/---

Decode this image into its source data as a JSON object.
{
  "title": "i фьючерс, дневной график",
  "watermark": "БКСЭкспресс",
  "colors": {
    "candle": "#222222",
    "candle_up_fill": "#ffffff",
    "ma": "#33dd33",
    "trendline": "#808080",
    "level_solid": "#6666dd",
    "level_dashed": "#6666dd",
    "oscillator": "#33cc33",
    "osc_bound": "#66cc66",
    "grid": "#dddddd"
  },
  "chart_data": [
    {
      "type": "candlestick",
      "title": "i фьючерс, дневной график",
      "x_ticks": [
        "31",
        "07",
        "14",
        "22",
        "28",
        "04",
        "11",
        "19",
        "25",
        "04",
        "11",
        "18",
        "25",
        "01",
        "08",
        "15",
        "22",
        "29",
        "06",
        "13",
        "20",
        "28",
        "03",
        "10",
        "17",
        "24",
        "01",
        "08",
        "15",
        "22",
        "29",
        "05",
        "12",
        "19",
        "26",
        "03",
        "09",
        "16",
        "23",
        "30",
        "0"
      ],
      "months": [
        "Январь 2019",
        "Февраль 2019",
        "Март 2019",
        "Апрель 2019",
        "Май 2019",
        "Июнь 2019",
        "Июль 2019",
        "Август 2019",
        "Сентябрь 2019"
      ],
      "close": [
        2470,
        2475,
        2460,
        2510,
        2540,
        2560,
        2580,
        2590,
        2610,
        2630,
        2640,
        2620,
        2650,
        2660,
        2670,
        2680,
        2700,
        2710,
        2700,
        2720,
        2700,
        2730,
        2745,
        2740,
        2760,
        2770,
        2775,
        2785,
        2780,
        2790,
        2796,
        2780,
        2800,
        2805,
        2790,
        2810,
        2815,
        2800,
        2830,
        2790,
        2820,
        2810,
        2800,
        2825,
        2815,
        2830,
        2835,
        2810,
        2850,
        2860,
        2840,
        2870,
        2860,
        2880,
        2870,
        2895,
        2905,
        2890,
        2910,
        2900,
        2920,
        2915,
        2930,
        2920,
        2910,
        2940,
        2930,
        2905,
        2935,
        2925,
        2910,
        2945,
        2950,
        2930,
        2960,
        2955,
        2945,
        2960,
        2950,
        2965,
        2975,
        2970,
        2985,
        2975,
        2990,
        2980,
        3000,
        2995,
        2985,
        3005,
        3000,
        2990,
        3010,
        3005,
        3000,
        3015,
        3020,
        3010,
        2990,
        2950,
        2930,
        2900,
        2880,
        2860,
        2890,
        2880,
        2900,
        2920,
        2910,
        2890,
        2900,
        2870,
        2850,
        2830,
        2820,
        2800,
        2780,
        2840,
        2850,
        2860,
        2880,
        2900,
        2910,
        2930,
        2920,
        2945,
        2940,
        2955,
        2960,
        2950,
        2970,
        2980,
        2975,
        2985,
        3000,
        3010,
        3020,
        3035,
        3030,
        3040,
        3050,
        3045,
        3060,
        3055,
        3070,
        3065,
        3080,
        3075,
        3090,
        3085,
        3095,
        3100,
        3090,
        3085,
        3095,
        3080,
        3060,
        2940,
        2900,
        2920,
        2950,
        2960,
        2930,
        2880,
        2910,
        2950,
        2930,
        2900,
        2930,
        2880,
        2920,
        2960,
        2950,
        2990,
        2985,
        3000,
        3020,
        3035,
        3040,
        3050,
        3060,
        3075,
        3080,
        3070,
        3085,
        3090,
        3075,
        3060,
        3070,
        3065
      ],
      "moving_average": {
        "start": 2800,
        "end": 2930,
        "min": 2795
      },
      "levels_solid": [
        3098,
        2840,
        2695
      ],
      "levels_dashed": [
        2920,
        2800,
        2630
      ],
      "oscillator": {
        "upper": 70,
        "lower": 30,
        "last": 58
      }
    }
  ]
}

\---

# PROBLEM REQUIREMENTS:
Copy all the entries verbatim.

# FULL OUTPUT:
Decode this image into its source data as a JSON object.
{
  "title": "i фьючерс, дневной график",
  "watermark": "БКСЭкспресс",
  "colors": {
    "candle": "#222222",
    "candle_up_fill": "#ffffff",
    "ma": "#33dd33",
    "trendline": "#808080",
    "level_solid": "#6666dd",
    "level_dashed": "#6666dd",
    "oscillator": "#33cc33",
    "osc_bound": "#66cc66",
    "grid": "#dddddd"
  },
  "chart_data": [
    {
      "type": "candlestick",
      "title": "i фьючерс, дневной график",
      "x_ticks": [
        "31",
        "07",
        "14",
        "22",
        "28",
        "04",
        "11",
        "19",
        "25",
        "04",
        "11",
        "18",
        "25",
        "01",
        "08",
        "15",
        "22",
        "29",
        "06",
        "13",
        "20",
        "28",
        "03",
        "10",
        "17",
        "24",
        "01",
        "08",
        "15",
        "22",
        "29",
        "05",
        "12",
        "19",
        "26",
        "03",
        "09",
        "16",
        "23",
        "30",
        "0"
      ],
      "months": [
        "Январь 2019",
        "Февраль 2019",
        "Март 2019",
        "Апрель 2019",
        "Май 2019",
        "Июнь 2019",
        "Июль 2019",
        "Август 2019",
        "Сентябрь 2019"
      ],
      "close": [
        2470,
        2475,
        2460,
        2510,
        2540,
        2560,
        2580,
        2590,
        2610,
        2630,
        2640,
        2620,
        2650,
        2660,
        2670,
        2680,
        2700,
        2710,
        2700,
        2720,
        2700,
        2730,
        2745,
        2740,
        2760,
        2770,
        2775,
        2785,
        2780,
        2790,
        2796,
        2780,
        2800,
        2805,
        2790,
        2810,
        2815,
        2800,
        2830,
        2790,
        2820,
        2810,
        2800,
        2825,
        2815,
        2830,
        2835,
        2810,
        2850,
        2860,
        2840,
        2870,
        2860,
        2880,
        2870,
        2895,
        2905,
        2890,
        2910,
        2900,
        2920,
        2915,
        2930,
        2920,
        2910,
        2940,
        2930,
        2905,
        2935,
        2925,
        2910,
        2945,
        2950,
        2930,
        2960,
        2955,
        2945,
        2960,
        2950,
        2965,
        2975,
        2970,
        2985,
        2975,
        2990,
        2980,
        3000,
        2995,
        2985,
        3005,
        3000,
        2990,
        3010,
        3005,
        3000,
        3015,
        3020,
        3010,
        2990,
        2950,
        2930,
        2900,
        2880,
        2860,
        2890,
        2880,
        2900,
        2920,
        2910,
        2890,
        2900,
        2870,
        2850,
        2830,
        2820,
        2800,
        2780,
        2840,
        2850,
        2860,
        2880,
        2900,
        2910,
        2930,
        2920,
        2945,
        2940,
        2955,
        2960,
        2950,
        2970,
        2980,
        2975,
        2985,
        3000,
        3010,
        3020,
        3035,
        3030,
        3040,
        3050,
        3045,
        3060,
        3055,
        3070,
        3065,
        3080,
        3075,
        3090,
        3085,
        3095,
        3100,
        3090,
        3085,
        3095,
        3080,
        3060,
        2940,
        2900,
        2920,
        2950,
        2960,
        2930,
        2880,
        2910,
        2950,
        2930,
        2900,
        2930,
        2880,
        2920,
        2960,
        2950,
        2990,
        2985,
        3000,
        3020,
        3035,
        3040,
        3050,
        3060,
        3075,
        3080,
        3070,
        3085,
        3090,
        3075,
        3060,
        3070,
        3065
      ],
      "moving_average": {
        "start": 2800,
        "end": 2930,
        "min": 2795
      },
      "levels_solid": [
        3098,
        2840,
        2695
      ],
      "levels_dashed": [
        2920,
        2800,
        2630
      ],
      "oscillator": {
        "upper": 70,
        "lower": 30,
        "last": 58
      }
    }
  ]
}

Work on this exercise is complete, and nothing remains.